=== Records provided ===

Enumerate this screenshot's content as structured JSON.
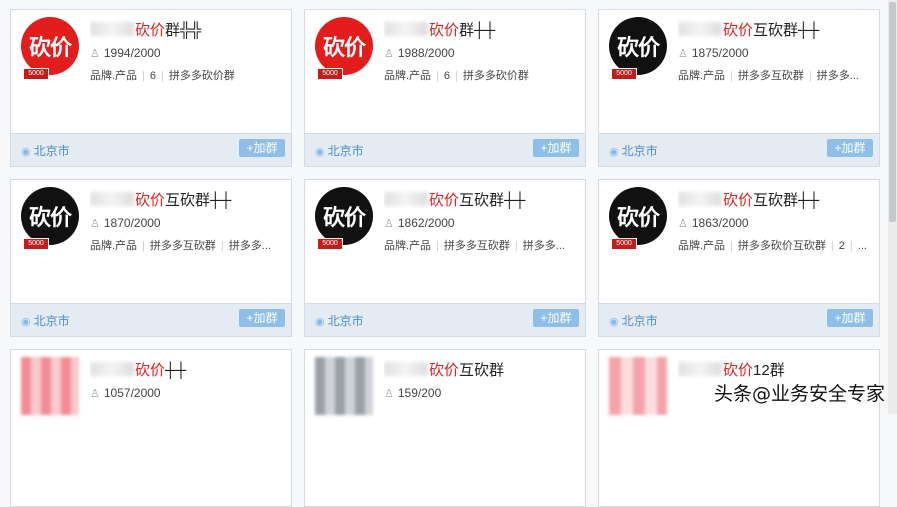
{
  "cards": [
    {
      "avatar": "砍价",
      "style": "red",
      "badge": "5000",
      "title_accent": "砍价",
      "title_rest": "群╬╬",
      "members": "1994/2000",
      "tags": [
        "品牌.产品",
        "6",
        "拼多多砍价群"
      ],
      "location": "北京市",
      "join": "+加群"
    },
    {
      "avatar": "砍价",
      "style": "red",
      "badge": "5000",
      "title_accent": "砍价",
      "title_rest": "群┼┼",
      "members": "1988/2000",
      "tags": [
        "品牌.产品",
        "6",
        "拼多多砍价群"
      ],
      "location": "北京市",
      "join": "+加群"
    },
    {
      "avatar": "砍价",
      "style": "black",
      "badge": "5000",
      "title_accent": "砍价",
      "title_rest": "互砍群┼┼",
      "members": "1875/2000",
      "tags": [
        "品牌.产品",
        "拼多多互砍群",
        "拼多多..."
      ],
      "location": "北京市",
      "join": "+加群"
    },
    {
      "avatar": "砍价",
      "style": "black",
      "badge": "5000",
      "title_accent": "砍价",
      "title_rest": "互砍群┼┼",
      "members": "1870/2000",
      "tags": [
        "品牌.产品",
        "拼多多互砍群",
        "拼多多..."
      ],
      "location": "北京市",
      "join": "+加群"
    },
    {
      "avatar": "砍价",
      "style": "black",
      "badge": "5000",
      "title_accent": "砍价",
      "title_rest": "互砍群┼┼",
      "members": "1862/2000",
      "tags": [
        "品牌.产品",
        "拼多多互砍群",
        "拼多多..."
      ],
      "location": "北京市",
      "join": "+加群"
    },
    {
      "avatar": "砍价",
      "style": "black",
      "badge": "5000",
      "title_accent": "砍价",
      "title_rest": "互砍群┼┼",
      "members": "1863/2000",
      "tags": [
        "品牌.产品",
        "拼多多砍价互砍群",
        "2",
        "..."
      ],
      "location": "北京市",
      "join": "+加群"
    },
    {
      "avatar": "",
      "style": "blur pink",
      "badge": "",
      "title_accent": "砍价",
      "title_rest": "┼┼",
      "members": "1057/2000",
      "tags": [],
      "location": "",
      "join": ""
    },
    {
      "avatar": "",
      "style": "blur gray",
      "badge": "",
      "title_accent": "砍价",
      "title_rest": "互砍群",
      "members": "159/200",
      "tags": [],
      "location": "",
      "join": ""
    },
    {
      "avatar": "",
      "style": "blur rose",
      "badge": "",
      "title_accent": "砍价",
      "title_rest": "12群",
      "members": "",
      "tags": [],
      "location": "",
      "join": ""
    }
  ],
  "watermark": "头条@业务安全专家",
  "icons": {
    "members": "people-icon",
    "location": "map-pin-icon"
  }
}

===

Write out each line again precisely as it appears, skipping every picture.

• [Solved problem]
Enumerate this screenshot's content as structured JSON.
{
  "cards": [
    {
      "avatar": "砍价",
      "style": "red",
      "badge": "5000",
      "title_accent": "砍价",
      "title_rest": "群╬╬",
      "members": "1994/2000",
      "tags": [
        "品牌.产品",
        "6",
        "拼多多砍价群"
      ],
      "location": "北京市",
      "join": "+加群"
    },
    {
      "avatar": "砍价",
      "style": "red",
      "badge": "5000",
      "title_accent": "砍价",
      "title_rest": "群┼┼",
      "members": "1988/2000",
      "tags": [
        "品牌.产品",
        "6",
        "拼多多砍价群"
      ],
      "location": "北京市",
      "join": "+加群"
    },
    {
      "avatar": "砍价",
      "style": "black",
      "badge": "5000",
      "title_accent": "砍价",
      "title_rest": "互砍群┼┼",
      "members": "1875/2000",
      "tags": [
        "品牌.产品",
        "拼多多互砍群",
        "拼多多..."
      ],
      "location": "北京市",
      "join": "+加群"
    },
    {
      "avatar": "砍价",
      "style": "black",
      "badge": "5000",
      "title_accent": "砍价",
      "title_rest": "互砍群┼┼",
      "members": "1870/2000",
      "tags": [
        "品牌.产品",
        "拼多多互砍群",
        "拼多多..."
      ],
      "location": "北京市",
      "join": "+加群"
    },
    {
      "avatar": "砍价",
      "style": "black",
      "badge": "5000",
      "title_accent": "砍价",
      "title_rest": "互砍群┼┼",
      "members": "1862/2000",
      "tags": [
        "品牌.产品",
        "拼多多互砍群",
        "拼多多..."
      ],
      "location": "北京市",
      "join": "+加群"
    },
    {
      "avatar": "砍价",
      "style": "black",
      "badge": "5000",
      "title_accent": "砍价",
      "title_rest": "互砍群┼┼",
      "members": "1863/2000",
      "tags": [
        "品牌.产品",
        "拼多多砍价互砍群",
        "2",
        "..."
      ],
      "location": "北京市",
      "join": "+加群"
    },
    {
      "avatar": "",
      "style": "blur pink",
      "badge": "",
      "title_accent": "砍价",
      "title_rest": "┼┼",
      "members": "1057/2000",
      "tags": [],
      "location": "",
      "join": ""
    },
    {
      "avatar": "",
      "style": "blur gray",
      "badge": "",
      "title_accent": "砍价",
      "title_rest": "互砍群",
      "members": "159/200",
      "tags": [],
      "location": "",
      "join": ""
    },
    {
      "avatar": "",
      "style": "blur rose",
      "badge": "",
      "title_accent": "砍价",
      "title_rest": "12群",
      "members": "",
      "tags": [],
      "location": "",
      "join": ""
    }
  ],
  "watermark": "头条@业务安全专家",
  "icons": {
    "members": "people-icon",
    "location": "map-pin-icon"
  }
}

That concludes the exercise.